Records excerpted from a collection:
──────────────────────────────
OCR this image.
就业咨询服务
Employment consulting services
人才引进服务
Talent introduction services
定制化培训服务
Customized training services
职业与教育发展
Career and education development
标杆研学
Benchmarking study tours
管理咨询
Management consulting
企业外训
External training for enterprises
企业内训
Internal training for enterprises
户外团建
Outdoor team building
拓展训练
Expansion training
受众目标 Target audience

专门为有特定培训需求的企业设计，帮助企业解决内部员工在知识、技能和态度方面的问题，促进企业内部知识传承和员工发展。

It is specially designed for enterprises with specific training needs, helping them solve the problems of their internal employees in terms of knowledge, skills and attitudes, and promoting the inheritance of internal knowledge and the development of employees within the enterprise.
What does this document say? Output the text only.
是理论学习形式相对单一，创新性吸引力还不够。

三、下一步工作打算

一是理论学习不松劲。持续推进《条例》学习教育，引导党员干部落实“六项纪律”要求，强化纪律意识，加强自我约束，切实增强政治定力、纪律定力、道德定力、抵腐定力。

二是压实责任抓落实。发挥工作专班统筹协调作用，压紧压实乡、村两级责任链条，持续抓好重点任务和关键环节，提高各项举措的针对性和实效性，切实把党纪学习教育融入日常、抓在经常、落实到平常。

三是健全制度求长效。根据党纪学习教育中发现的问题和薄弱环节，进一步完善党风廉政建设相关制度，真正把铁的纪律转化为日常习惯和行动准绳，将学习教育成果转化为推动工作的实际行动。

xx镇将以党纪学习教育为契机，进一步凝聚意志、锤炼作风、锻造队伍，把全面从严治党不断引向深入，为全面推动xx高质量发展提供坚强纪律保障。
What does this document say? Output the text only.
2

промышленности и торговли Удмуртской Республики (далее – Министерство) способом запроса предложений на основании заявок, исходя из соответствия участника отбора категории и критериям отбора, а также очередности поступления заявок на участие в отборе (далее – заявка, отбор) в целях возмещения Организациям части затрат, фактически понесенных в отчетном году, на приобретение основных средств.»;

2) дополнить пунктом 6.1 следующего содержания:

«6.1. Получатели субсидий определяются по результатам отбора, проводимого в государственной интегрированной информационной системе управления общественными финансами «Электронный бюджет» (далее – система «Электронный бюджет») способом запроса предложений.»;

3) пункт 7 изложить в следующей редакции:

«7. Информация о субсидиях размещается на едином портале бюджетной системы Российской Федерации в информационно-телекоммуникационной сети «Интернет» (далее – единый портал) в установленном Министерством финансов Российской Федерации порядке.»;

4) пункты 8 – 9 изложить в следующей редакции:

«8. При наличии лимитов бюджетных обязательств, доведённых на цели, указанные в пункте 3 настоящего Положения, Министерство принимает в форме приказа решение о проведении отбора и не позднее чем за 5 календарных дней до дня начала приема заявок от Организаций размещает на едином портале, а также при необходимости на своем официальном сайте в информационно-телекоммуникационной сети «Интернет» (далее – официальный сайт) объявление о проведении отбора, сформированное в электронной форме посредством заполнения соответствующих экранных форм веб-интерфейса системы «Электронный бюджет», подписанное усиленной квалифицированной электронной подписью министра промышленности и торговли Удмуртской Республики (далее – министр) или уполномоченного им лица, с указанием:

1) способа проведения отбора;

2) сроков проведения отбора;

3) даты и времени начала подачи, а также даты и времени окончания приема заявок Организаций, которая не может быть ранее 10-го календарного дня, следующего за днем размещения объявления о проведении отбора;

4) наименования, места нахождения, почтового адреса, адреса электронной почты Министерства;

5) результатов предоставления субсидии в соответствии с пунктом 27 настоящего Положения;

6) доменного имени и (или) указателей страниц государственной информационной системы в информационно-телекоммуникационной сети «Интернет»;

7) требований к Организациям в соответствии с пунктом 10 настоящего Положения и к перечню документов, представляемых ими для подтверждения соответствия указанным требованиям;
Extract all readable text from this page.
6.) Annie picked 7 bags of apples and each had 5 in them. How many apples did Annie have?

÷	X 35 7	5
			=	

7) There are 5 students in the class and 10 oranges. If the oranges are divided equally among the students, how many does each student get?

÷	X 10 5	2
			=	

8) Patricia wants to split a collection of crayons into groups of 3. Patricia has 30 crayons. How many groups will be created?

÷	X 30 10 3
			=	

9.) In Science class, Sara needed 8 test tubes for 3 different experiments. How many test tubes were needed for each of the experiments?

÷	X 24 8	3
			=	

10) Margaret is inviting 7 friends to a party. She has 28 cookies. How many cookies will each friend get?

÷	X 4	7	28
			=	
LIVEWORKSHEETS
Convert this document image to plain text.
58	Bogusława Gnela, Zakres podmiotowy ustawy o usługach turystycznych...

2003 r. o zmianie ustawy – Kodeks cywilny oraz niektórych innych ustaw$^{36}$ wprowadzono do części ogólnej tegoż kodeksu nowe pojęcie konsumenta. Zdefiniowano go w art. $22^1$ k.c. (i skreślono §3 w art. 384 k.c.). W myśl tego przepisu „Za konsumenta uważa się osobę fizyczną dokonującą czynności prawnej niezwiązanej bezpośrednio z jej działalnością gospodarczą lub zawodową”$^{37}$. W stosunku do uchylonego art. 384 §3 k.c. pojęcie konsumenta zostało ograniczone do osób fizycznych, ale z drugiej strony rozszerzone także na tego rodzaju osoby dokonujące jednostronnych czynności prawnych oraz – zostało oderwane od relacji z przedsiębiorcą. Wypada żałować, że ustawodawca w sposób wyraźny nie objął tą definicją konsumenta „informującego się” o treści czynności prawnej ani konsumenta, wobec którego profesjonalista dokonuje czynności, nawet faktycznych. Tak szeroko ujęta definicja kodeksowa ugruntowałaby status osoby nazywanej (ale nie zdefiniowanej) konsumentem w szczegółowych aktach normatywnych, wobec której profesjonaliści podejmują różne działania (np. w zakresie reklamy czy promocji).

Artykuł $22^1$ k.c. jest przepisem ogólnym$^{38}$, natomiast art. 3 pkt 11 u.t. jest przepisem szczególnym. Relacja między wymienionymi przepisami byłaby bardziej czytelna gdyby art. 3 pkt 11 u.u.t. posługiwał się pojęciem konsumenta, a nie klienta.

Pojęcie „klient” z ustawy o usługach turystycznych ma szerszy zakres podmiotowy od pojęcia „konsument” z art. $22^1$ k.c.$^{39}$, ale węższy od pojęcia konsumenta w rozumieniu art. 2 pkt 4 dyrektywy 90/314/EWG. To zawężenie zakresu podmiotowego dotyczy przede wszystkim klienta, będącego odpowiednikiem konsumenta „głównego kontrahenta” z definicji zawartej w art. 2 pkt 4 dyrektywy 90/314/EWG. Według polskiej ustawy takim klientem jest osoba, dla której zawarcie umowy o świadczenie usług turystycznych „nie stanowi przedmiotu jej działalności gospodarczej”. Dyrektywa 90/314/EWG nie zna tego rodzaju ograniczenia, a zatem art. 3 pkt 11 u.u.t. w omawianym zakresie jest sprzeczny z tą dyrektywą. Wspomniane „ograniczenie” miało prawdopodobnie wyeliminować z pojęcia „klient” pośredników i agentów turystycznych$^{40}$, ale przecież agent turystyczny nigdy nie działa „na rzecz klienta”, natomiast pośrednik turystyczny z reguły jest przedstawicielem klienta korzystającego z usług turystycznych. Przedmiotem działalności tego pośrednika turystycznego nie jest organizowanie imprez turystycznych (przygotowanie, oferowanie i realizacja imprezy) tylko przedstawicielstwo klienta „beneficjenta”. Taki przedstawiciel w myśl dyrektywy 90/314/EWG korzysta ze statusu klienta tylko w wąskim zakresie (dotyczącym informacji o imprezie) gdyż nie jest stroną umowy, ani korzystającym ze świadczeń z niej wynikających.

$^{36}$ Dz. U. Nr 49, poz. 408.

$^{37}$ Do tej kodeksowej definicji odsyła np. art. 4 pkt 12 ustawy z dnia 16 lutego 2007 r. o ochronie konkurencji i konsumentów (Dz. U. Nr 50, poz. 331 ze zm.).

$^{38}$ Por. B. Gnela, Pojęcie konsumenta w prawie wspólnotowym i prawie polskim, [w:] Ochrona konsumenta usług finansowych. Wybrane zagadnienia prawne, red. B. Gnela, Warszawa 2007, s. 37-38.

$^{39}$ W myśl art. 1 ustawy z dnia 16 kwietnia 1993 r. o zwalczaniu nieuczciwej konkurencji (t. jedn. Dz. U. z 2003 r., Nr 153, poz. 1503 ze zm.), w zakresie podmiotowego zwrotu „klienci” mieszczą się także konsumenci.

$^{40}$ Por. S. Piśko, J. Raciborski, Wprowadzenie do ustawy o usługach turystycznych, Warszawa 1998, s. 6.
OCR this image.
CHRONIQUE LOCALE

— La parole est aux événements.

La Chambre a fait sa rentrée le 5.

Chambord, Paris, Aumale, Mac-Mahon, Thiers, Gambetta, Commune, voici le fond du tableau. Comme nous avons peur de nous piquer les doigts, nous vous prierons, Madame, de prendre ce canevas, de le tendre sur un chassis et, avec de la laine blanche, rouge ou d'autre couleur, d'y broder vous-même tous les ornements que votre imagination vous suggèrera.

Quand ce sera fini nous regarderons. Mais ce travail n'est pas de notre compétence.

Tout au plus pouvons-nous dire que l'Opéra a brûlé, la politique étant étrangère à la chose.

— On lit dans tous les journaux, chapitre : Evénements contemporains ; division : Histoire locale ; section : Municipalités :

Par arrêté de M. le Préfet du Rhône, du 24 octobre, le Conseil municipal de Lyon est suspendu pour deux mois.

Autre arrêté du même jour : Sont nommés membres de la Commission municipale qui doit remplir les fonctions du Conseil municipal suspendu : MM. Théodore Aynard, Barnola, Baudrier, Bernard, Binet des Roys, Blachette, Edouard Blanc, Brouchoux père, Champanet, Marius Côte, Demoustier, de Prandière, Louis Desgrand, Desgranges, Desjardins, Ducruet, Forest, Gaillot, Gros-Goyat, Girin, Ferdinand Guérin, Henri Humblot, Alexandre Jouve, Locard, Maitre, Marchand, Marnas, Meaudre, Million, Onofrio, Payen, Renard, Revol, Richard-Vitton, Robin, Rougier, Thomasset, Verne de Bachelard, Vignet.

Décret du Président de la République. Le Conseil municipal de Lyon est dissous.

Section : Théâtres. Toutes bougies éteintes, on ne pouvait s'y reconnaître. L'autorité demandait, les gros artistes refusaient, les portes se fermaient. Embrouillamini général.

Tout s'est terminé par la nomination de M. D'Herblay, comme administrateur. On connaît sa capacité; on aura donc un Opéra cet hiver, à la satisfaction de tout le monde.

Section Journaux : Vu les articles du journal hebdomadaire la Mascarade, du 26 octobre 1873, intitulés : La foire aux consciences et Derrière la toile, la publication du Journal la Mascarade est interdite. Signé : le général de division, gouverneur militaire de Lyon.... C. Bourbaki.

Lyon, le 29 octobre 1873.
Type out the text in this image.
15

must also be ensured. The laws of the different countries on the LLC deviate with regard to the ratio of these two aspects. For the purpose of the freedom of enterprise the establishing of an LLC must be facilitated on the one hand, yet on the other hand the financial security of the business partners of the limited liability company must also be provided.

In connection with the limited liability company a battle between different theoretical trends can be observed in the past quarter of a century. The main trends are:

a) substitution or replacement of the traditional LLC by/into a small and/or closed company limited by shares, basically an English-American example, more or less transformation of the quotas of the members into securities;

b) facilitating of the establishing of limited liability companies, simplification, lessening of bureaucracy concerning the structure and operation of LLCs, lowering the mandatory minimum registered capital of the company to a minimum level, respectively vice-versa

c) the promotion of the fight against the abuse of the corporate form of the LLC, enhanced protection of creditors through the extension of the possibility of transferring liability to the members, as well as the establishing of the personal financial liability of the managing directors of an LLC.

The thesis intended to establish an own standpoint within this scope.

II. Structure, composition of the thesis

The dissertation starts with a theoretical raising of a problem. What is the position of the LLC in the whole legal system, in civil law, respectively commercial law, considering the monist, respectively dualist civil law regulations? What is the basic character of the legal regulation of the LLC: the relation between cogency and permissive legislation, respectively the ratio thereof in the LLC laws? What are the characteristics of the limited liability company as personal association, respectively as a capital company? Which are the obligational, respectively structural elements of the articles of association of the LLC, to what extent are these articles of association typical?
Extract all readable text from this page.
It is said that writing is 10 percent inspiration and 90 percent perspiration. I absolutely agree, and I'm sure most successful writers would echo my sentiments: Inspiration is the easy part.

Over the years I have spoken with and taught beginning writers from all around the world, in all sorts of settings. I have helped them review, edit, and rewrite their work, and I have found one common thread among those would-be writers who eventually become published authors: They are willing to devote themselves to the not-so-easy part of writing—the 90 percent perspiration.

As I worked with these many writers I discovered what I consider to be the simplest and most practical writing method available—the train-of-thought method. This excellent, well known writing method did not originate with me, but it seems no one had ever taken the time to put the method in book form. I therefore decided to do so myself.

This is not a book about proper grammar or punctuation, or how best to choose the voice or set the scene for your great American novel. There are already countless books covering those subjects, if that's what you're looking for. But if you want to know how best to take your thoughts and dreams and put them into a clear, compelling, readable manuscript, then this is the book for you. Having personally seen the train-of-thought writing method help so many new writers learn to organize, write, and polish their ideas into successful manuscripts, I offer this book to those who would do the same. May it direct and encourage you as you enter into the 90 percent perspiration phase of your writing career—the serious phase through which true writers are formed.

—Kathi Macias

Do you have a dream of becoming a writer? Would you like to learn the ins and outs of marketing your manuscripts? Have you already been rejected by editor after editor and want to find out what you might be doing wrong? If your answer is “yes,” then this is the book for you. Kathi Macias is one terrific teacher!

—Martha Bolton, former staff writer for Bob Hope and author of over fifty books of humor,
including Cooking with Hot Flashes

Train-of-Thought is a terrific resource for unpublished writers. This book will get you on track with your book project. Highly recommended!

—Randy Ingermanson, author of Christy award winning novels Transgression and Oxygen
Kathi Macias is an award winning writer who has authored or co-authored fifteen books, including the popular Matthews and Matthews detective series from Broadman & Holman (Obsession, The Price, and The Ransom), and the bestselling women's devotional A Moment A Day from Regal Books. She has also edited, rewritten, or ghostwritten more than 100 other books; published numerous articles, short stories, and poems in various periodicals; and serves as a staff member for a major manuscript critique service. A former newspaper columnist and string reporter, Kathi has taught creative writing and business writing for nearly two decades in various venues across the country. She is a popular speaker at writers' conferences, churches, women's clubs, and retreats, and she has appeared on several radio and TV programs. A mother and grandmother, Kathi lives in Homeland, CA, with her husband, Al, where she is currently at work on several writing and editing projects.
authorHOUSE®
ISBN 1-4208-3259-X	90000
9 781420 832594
──────────────────────────────
- **Written instruction**
Note every line above where the string "through" shows up, and copy those lines.

- **Problem solution**
c) the promotion of the fight against the abuse of the corporate form of the LLC, enhanced protection of creditors through the extension of the possibility of transferring liability to the members, as well as the establishing of the personal financial liability of the managing directors of an LLC.
This is not a book about proper grammar or punctuation, or how best to choose the voice or set the scene for your great American novel. There are already countless books covering those subjects, if that's what you're looking for. But if you want to know how best to take your thoughts and dreams and put them into a clear, compelling, readable manuscript, then this is the book for you. Having personally seen the train-of-thought writing method help so many new writers learn to organize, write, and polish their ideas into successful manuscripts, I offer this book to those who would do the same. May it direct and encourage you as you enter into the 90 percent perspiration phase of your writing career—the serious phase through which true writers are formed.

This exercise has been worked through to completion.